YOUR OBJECTIVE |
Rewrite the items from the start of the items through the line with "logo-tile-e (1044, 633, 1101, 690)", putting "bullet-circle-icon" wherever "bullet-dot-icon" appears and keeping everything else the same.

::: DATASET ENTRIES :::

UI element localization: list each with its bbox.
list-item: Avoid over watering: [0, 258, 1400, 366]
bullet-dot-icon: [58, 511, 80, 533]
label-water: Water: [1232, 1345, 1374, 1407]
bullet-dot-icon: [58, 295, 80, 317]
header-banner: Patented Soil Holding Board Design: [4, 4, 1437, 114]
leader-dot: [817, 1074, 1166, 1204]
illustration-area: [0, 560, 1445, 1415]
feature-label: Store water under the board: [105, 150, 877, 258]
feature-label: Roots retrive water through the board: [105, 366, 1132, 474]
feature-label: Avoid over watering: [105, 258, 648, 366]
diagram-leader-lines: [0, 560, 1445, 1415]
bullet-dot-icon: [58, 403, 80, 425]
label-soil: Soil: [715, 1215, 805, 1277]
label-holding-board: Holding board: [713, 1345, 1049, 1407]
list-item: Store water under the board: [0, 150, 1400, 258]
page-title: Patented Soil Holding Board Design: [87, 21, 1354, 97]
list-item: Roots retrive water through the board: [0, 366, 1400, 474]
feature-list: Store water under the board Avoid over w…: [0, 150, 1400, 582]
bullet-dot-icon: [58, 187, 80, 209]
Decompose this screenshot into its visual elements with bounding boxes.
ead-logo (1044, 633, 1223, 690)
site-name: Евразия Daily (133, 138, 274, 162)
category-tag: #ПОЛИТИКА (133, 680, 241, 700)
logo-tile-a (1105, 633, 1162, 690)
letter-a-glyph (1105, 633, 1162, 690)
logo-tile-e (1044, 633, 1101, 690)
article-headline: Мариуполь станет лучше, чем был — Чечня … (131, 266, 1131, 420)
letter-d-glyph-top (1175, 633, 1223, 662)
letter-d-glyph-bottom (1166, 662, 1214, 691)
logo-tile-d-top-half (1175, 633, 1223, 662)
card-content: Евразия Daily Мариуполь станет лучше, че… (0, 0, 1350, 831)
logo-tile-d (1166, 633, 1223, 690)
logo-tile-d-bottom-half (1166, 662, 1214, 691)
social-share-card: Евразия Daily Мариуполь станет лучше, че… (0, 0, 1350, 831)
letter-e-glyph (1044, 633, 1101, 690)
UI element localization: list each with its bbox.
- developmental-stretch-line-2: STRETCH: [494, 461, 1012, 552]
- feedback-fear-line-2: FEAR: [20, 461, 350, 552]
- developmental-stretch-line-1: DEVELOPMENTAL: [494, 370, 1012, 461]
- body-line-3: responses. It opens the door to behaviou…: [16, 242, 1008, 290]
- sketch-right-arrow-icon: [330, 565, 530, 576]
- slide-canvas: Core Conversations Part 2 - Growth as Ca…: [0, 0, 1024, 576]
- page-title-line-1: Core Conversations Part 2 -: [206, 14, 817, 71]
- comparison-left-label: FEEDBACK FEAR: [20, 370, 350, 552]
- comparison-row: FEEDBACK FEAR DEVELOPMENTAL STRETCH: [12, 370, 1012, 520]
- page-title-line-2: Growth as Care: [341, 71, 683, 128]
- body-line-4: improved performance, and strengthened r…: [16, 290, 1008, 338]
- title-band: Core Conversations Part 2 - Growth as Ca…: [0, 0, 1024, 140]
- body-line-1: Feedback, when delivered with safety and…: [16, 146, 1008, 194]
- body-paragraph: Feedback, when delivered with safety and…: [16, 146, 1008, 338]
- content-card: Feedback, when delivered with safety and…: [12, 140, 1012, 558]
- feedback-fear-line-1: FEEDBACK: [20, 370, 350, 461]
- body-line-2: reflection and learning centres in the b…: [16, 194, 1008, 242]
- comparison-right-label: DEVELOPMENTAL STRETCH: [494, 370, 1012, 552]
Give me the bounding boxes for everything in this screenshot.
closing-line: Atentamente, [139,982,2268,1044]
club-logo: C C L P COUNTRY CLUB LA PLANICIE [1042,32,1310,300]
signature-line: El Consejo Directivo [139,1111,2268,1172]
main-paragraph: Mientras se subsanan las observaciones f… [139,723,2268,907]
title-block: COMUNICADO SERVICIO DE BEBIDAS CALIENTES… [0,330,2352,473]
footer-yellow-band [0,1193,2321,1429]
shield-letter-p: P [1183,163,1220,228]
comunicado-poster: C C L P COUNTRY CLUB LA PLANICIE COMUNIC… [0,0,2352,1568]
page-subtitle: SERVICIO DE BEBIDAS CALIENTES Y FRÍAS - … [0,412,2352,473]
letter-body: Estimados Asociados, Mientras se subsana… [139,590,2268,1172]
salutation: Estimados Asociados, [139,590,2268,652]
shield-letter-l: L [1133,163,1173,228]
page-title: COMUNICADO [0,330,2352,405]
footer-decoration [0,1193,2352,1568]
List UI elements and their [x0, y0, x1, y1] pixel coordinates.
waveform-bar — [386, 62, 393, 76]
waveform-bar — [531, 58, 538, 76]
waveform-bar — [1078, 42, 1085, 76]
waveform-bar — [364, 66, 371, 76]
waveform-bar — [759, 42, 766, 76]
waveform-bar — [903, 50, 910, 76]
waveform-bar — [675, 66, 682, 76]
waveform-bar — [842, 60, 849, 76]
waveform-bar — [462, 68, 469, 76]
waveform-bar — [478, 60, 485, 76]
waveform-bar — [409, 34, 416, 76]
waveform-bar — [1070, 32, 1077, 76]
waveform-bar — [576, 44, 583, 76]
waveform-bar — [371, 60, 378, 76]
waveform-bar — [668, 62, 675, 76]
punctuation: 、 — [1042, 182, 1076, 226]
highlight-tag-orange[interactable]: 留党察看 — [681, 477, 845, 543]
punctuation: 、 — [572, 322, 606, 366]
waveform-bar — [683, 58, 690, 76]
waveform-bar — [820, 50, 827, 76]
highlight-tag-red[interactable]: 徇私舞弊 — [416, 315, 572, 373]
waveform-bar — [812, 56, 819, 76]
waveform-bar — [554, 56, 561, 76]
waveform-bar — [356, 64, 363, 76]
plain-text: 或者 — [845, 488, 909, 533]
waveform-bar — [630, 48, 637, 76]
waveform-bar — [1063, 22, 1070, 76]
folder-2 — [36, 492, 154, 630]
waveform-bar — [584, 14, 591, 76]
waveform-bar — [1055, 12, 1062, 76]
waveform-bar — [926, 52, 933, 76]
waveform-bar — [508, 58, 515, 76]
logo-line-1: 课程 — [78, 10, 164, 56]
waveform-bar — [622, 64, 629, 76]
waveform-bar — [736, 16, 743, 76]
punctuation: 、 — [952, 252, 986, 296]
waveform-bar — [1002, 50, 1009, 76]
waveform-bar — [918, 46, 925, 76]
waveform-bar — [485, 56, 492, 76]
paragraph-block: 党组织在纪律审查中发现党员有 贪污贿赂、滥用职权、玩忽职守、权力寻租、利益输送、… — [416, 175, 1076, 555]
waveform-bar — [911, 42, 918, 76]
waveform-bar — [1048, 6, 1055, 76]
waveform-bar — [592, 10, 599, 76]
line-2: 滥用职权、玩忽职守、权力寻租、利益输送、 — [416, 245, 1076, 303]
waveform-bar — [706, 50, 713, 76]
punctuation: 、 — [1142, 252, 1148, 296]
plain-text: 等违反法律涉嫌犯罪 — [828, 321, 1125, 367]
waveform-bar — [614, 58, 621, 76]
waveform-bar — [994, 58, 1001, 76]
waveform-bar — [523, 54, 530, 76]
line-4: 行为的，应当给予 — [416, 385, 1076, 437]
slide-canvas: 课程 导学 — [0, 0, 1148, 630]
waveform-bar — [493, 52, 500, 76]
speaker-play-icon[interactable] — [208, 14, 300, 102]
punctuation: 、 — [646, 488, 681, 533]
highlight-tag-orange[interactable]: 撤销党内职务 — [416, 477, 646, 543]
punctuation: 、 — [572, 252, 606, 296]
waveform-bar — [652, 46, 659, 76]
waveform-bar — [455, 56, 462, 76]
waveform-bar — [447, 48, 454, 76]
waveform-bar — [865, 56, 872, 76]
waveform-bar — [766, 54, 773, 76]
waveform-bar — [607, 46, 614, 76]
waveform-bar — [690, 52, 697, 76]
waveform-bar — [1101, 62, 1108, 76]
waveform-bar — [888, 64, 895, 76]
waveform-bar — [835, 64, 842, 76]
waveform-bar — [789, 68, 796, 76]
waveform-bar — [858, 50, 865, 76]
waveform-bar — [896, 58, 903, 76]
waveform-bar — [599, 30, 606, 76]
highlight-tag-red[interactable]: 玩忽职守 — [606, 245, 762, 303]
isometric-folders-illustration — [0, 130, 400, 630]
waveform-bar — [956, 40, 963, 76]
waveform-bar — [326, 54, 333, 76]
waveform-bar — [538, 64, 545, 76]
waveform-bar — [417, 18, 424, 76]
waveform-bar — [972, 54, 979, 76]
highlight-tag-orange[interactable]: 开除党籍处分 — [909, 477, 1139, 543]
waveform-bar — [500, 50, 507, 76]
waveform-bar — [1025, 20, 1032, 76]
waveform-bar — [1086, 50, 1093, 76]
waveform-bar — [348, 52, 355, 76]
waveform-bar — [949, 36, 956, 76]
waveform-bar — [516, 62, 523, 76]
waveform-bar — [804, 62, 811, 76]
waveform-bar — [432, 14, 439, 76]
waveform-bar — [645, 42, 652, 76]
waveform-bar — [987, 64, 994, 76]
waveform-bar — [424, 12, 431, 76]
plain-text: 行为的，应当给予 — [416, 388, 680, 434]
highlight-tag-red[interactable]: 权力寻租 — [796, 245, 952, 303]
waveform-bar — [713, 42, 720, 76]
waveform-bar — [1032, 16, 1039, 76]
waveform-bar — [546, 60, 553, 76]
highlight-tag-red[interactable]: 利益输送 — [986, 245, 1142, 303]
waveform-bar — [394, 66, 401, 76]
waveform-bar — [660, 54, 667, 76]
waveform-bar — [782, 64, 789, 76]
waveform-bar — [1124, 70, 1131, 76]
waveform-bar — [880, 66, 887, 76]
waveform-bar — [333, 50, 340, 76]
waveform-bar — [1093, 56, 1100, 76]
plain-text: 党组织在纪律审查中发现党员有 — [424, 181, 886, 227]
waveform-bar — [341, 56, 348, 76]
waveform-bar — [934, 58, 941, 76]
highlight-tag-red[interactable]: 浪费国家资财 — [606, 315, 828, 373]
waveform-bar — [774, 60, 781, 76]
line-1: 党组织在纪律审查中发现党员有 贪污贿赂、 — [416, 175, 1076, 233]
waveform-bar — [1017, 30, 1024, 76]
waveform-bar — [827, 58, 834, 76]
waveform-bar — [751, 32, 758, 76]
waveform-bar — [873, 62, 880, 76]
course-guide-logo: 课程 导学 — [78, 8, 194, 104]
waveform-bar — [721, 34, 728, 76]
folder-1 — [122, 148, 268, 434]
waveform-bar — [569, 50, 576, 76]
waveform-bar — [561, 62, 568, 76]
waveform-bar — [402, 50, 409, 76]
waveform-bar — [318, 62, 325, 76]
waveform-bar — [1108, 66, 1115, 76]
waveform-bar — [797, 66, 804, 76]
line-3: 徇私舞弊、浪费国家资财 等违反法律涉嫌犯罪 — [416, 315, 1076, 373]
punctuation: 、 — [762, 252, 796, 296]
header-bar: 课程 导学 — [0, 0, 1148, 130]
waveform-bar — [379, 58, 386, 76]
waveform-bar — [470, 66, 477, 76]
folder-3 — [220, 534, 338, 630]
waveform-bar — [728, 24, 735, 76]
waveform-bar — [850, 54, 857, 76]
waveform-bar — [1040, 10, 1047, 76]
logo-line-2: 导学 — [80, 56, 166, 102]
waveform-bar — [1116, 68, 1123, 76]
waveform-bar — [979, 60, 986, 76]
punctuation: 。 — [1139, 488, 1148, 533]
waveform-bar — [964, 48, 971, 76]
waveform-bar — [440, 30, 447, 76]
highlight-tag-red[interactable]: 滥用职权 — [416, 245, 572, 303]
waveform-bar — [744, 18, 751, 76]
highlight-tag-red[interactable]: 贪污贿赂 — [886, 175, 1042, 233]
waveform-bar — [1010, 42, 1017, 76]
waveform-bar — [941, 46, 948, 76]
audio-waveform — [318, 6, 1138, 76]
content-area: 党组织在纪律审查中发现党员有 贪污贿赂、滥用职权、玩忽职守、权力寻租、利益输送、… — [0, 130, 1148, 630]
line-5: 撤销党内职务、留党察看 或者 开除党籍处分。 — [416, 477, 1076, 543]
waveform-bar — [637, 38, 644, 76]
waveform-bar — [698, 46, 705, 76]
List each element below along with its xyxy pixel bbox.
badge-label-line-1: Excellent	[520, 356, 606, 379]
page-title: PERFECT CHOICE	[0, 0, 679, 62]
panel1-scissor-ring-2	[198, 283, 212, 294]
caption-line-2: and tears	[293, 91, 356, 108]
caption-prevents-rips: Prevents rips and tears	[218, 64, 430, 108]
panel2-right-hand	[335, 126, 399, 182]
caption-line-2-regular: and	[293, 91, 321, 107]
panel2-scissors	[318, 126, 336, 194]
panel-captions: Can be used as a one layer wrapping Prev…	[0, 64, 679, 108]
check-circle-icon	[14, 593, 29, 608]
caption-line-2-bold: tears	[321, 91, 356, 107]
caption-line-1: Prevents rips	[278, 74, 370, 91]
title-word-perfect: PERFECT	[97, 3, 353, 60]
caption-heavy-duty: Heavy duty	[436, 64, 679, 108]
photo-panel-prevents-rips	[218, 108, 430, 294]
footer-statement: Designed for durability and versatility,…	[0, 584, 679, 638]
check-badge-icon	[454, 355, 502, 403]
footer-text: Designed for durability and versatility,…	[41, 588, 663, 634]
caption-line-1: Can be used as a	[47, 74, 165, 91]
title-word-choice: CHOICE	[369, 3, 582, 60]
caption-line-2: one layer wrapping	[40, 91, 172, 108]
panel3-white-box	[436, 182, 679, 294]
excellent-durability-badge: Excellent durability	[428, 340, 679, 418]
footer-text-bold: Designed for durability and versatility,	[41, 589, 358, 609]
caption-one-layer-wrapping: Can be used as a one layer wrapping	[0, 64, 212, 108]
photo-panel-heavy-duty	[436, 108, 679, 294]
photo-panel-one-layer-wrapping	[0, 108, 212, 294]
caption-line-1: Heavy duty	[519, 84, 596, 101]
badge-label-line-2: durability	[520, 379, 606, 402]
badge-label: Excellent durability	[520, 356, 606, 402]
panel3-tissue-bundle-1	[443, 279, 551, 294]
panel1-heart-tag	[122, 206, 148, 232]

:::

EXERCISE OUTPUT |
UI element localization: list each with its bbox.
list-item: Avoid over watering: [0, 258, 1400, 366]
bullet-circle-icon: [58, 511, 80, 533]
label-water: Water: [1232, 1345, 1374, 1407]
bullet-circle-icon: [58, 295, 80, 317]
header-banner: Patented Soil Holding Board Design: [4, 4, 1437, 114]
leader-dot: [817, 1074, 1166, 1204]
illustration-area: [0, 560, 1445, 1415]
feature-label: Store water under the board: [105, 150, 877, 258]
feature-label: Roots retrive water through the board: [105, 366, 1132, 474]
feature-label: Avoid over watering: [105, 258, 648, 366]
diagram-leader-lines: [0, 560, 1445, 1415]
bullet-circle-icon: [58, 403, 80, 425]
label-soil: Soil: [715, 1215, 805, 1277]
label-holding-board: Holding board: [713, 1345, 1049, 1407]
list-item: Store water under the board: [0, 150, 1400, 258]
page-title: Patented Soil Holding Board Design: [87, 21, 1354, 97]
list-item: Roots retrive water through the board: [0, 366, 1400, 474]
feature-list: Store water under the board Avoid over w…: [0, 150, 1400, 582]
bullet-circle-icon: [58, 187, 80, 209]
Decompose this screenshot into its visual elements with bounding boxes.
ead-logo (1044, 633, 1223, 690)
site-name: Евразия Daily (133, 138, 274, 162)
category-tag: #ПОЛИТИКА (133, 680, 241, 700)
logo-tile-a (1105, 633, 1162, 690)
letter-a-glyph (1105, 633, 1162, 690)
logo-tile-e (1044, 633, 1101, 690)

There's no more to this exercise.